Description of the task>
Type out all the records word for word. Any pictures are to be left out.
═══ Records for this exercise
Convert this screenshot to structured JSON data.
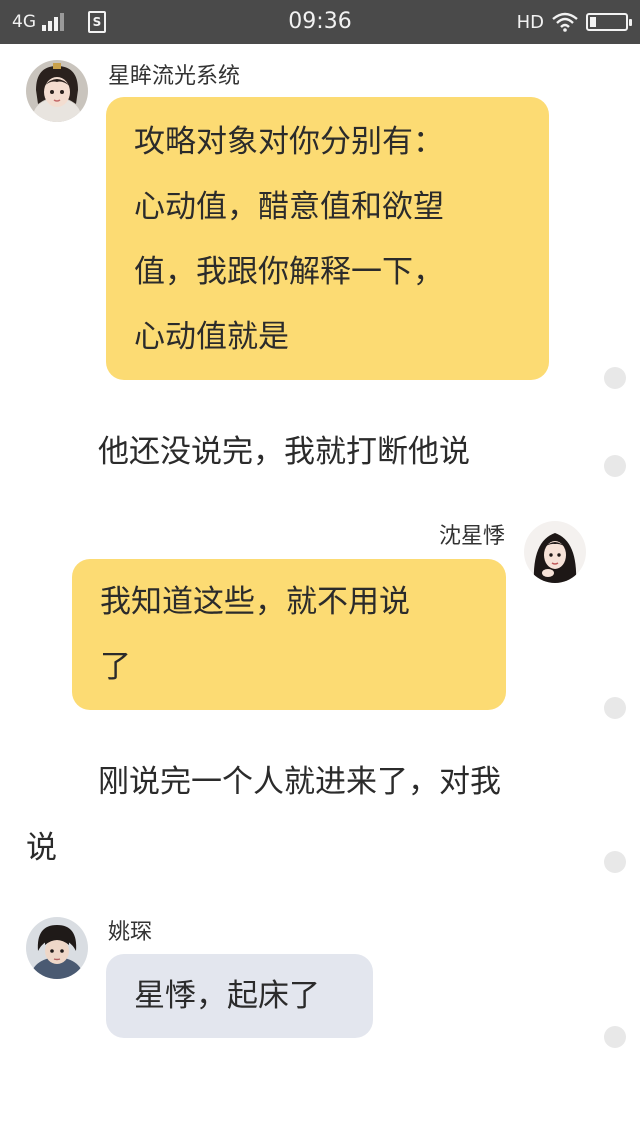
{
  "status_bar": {
    "network": "4G",
    "sim_icon_text": "S",
    "time": "09:36",
    "hd": "HD",
    "icons": [
      "signal-icon",
      "sim-icon",
      "wifi-icon",
      "battery-icon"
    ],
    "battery_level": 0.15
  },
  "messages": [
    {
      "sender": "星眸流光系统",
      "side": "left",
      "bubble_color": "#fcdb73",
      "lines": [
        "攻略对象对你分别有：",
        "心动值，醋意值和欲望",
        "值，我跟你解释一下，",
        "心动值就是"
      ]
    },
    {
      "narration": [
        "他还没说完，我就打断他说"
      ]
    },
    {
      "sender": "沈星悸",
      "side": "right",
      "bubble_color": "#fcdb73",
      "lines": [
        "我知道这些，就不用说",
        "了"
      ]
    },
    {
      "narration": [
        "刚说完一个人就进来了，对我",
        "说"
      ]
    },
    {
      "sender": "姚琛",
      "side": "left",
      "bubble_color": "#e3e6ee",
      "lines": [
        "星悸，起床了"
      ]
    }
  ]
}
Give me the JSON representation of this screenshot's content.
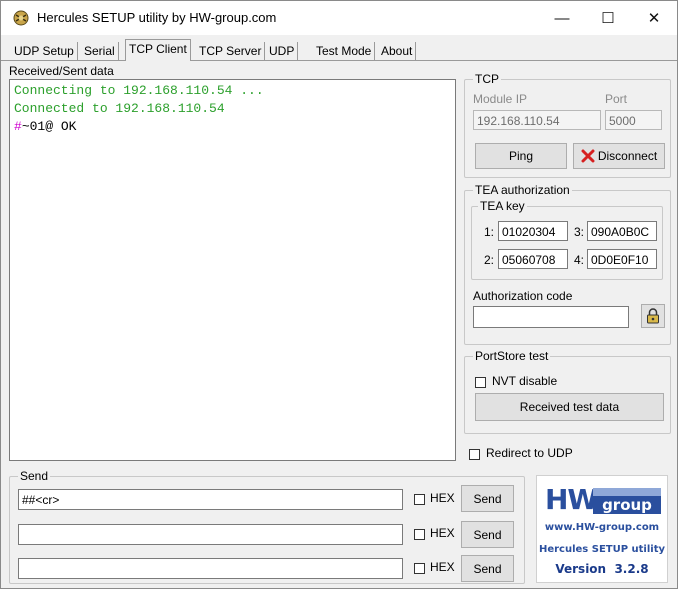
══════
Answer to the exercise>
Convert this screenshot to structured JSON data.
{
  "status_bar": {
    "network": "4G",
    "sim_icon_text": "S",
    "time": "09:36",
    "hd": "HD",
    "icons": [
      "signal-icon",
      "sim-icon",
      "wifi-icon",
      "battery-icon"
    ],
    "battery_level": 0.15
  },
  "messages": [
    {
      "sender": "星眸流光系统",
      "side": "left",
      "bubble_color": "#fcdb73",
      "lines": [
        "攻略对象对你分别有：",
        "心动值，醋意值和欲望",
        "值，我跟你解释一下，",
        "心动值就是"
      ]
    },
    {
      "narration": [
        "他还没说完，我就打断他说"
      ]
    },
    {
      "sender": "沈星悸",
      "side": "right",
      "bubble_color": "#fcdb73",
      "lines": [
        "我知道这些，就不用说",
        "了"
      ]
    },
    {
      "narration": [
        "刚说完一个人就进来了，对我",
        "说"
      ]
    },
    {
      "sender": "姚琛",
      "side": "left",
      "bubble_color": "#e3e6ee",
      "lines": [
        "星悸，起床了"
      ]
    }
  ]
}
Give me the JSON representation of this screenshot's content.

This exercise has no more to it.